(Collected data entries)
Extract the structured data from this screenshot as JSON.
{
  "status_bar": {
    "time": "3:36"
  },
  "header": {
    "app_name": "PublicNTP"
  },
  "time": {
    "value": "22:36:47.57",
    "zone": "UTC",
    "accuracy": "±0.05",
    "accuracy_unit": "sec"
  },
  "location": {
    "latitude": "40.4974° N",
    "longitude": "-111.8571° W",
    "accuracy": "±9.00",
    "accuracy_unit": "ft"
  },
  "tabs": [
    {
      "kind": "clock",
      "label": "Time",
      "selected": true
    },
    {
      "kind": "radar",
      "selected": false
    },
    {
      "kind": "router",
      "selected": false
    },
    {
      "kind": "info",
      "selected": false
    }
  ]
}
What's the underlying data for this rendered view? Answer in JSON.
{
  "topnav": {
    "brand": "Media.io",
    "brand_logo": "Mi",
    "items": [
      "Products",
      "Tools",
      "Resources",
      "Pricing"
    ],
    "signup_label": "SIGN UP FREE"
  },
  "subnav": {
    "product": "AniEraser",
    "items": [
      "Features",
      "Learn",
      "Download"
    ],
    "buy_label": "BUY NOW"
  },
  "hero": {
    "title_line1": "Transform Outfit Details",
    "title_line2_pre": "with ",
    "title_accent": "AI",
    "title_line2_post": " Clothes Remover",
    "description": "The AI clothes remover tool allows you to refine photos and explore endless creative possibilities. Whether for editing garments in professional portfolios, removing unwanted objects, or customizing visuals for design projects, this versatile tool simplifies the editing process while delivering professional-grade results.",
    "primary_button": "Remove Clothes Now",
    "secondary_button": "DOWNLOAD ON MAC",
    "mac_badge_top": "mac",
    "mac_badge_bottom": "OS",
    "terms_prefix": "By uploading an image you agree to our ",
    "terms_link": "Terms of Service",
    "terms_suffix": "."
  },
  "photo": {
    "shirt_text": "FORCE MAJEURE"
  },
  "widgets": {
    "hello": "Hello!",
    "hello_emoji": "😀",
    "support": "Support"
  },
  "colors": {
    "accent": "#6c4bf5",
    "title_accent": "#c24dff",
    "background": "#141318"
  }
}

▸ Aim
Extract all of the data above without altering anything.

▸ Result for this task
Extract the structured data from this screenshot as JSON.
{
  "status_bar": {
    "time": "3:36"
  },
  "header": {
    "app_name": "PublicNTP"
  },
  "time": {
    "value": "22:36:47.57",
    "zone": "UTC",
    "accuracy": "±0.05",
    "accuracy_unit": "sec"
  },
  "location": {
    "latitude": "40.4974° N",
    "longitude": "-111.8571° W",
    "accuracy": "±9.00",
    "accuracy_unit": "ft"
  },
  "tabs": [
    {
      "kind": "clock",
      "label": "Time",
      "selected": true
    },
    {
      "kind": "radar",
      "selected": false
    },
    {
      "kind": "router",
      "selected": false
    },
    {
      "kind": "info",
      "selected": false
    }
  ]
}
What's the underlying data for this rendered view? Answer in JSON.
{
  "topnav": {
    "brand": "Media.io",
    "brand_logo": "Mi",
    "items": [
      "Products",
      "Tools",
      "Resources",
      "Pricing"
    ],
    "signup_label": "SIGN UP FREE"
  },
  "subnav": {
    "product": "AniEraser",
    "items": [
      "Features",
      "Learn",
      "Download"
    ],
    "buy_label": "BUY NOW"
  },
  "hero": {
    "title_line1": "Transform Outfit Details",
    "title_line2_pre": "with ",
    "title_accent": "AI",
    "title_line2_post": " Clothes Remover",
    "description": "The AI clothes remover tool allows you to refine photos and explore endless creative possibilities. Whether for editing garments in professional portfolios, removing unwanted objects, or customizing visuals for design projects, this versatile tool simplifies the editing process while delivering professional-grade results.",
    "primary_button": "Remove Clothes Now",
    "secondary_button": "DOWNLOAD ON MAC",
    "mac_badge_top": "mac",
    "mac_badge_bottom": "OS",
    "terms_prefix": "By uploading an image you agree to our ",
    "terms_link": "Terms of Service",
    "terms_suffix": "."
  },
  "photo": {
    "shirt_text": "FORCE MAJEURE"
  },
  "widgets": {
    "hello": "Hello!",
    "hello_emoji": "😀",
    "support": "Support"
  },
  "colors": {
    "accent": "#6c4bf5",
    "title_accent": "#c24dff",
    "background": "#141318"
  }
}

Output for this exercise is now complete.